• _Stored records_
══════════════════════════════

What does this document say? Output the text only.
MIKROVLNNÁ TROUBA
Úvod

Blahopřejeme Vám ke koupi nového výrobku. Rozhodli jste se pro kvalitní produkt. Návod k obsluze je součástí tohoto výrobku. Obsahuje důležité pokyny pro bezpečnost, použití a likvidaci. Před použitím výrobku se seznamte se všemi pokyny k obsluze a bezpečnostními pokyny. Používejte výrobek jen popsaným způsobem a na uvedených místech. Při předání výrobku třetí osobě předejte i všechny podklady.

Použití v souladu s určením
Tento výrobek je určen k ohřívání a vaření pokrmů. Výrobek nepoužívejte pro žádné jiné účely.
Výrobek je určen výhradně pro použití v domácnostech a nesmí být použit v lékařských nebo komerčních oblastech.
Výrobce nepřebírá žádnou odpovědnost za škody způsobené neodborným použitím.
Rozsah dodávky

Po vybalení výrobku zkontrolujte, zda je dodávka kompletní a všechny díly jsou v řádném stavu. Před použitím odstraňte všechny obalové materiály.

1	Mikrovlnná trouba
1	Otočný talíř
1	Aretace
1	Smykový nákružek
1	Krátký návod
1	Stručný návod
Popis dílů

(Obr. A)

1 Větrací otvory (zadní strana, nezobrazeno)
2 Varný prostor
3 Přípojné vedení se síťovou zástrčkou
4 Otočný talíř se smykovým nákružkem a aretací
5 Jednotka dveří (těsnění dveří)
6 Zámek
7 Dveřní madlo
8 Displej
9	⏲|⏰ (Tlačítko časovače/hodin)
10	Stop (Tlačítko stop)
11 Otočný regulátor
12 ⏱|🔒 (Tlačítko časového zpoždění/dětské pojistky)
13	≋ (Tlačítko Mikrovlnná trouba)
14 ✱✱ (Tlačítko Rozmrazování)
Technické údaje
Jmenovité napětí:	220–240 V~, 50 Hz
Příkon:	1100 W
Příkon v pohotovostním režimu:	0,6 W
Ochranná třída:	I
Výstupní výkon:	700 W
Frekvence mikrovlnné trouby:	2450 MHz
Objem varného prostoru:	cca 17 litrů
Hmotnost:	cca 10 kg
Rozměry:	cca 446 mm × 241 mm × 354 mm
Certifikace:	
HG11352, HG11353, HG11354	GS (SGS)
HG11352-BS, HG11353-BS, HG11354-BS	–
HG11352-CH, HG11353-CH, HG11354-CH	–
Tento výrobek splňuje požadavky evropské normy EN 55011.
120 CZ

══════════════════════════════

• _PROBLEM STATEMENT_
Retype the entries one by one, exactly.

• _SOLUTION FOR THIS TASK_
What does this document say? Output the text only.
MIKROVLNNÁ TROUBA
Úvod

Blahopřejeme Vám ke koupi nového výrobku. Rozhodli jste se pro kvalitní produkt. Návod k obsluze je součástí tohoto výrobku. Obsahuje důležité pokyny pro bezpečnost, použití a likvidaci. Před použitím výrobku se seznamte se všemi pokyny k obsluze a bezpečnostními pokyny. Používejte výrobek jen popsaným způsobem a na uvedených místech. Při předání výrobku třetí osobě předejte i všechny podklady.

Použití v souladu s určením
Tento výrobek je určen k ohřívání a vaření pokrmů. Výrobek nepoužívejte pro žádné jiné účely.
Výrobek je určen výhradně pro použití v domácnostech a nesmí být použit v lékařských nebo komerčních oblastech.
Výrobce nepřebírá žádnou odpovědnost za škody způsobené neodborným použitím.
Rozsah dodávky

Po vybalení výrobku zkontrolujte, zda je dodávka kompletní a všechny díly jsou v řádném stavu. Před použitím odstraňte všechny obalové materiály.

1	Mikrovlnná trouba
1	Otočný talíř
1	Aretace
1	Smykový nákružek
1	Krátký návod
1	Stručný návod
Popis dílů

(Obr. A)

1 Větrací otvory (zadní strana, nezobrazeno)
2 Varný prostor
3 Přípojné vedení se síťovou zástrčkou
4 Otočný talíř se smykovým nákružkem a aretací
5 Jednotka dveří (těsnění dveří)
6 Zámek
7 Dveřní madlo
8 Displej
9	⏲|⏰ (Tlačítko časovače/hodin)
10	Stop (Tlačítko stop)
11 Otočný regulátor
12 ⏱|🔒 (Tlačítko časového zpoždění/dětské pojistky)
13	≋ (Tlačítko Mikrovlnná trouba)
14 ✱✱ (Tlačítko Rozmrazování)
Technické údaje
Jmenovité napětí:	220–240 V~, 50 Hz
Příkon:	1100 W
Příkon v pohotovostním režimu:	0,6 W
Ochranná třída:	I
Výstupní výkon:	700 W
Frekvence mikrovlnné trouby:	2450 MHz
Objem varného prostoru:	cca 17 litrů
Hmotnost:	cca 10 kg
Rozměry:	cca 446 mm × 241 mm × 354 mm
Certifikace:	
HG11352, HG11353, HG11354	GS (SGS)
HG11352-BS, HG11353-BS, HG11354-BS	–
HG11352-CH, HG11353-CH, HG11354-CH	–
Tento výrobek splňuje požadavky evropské normy EN 55011.
120 CZ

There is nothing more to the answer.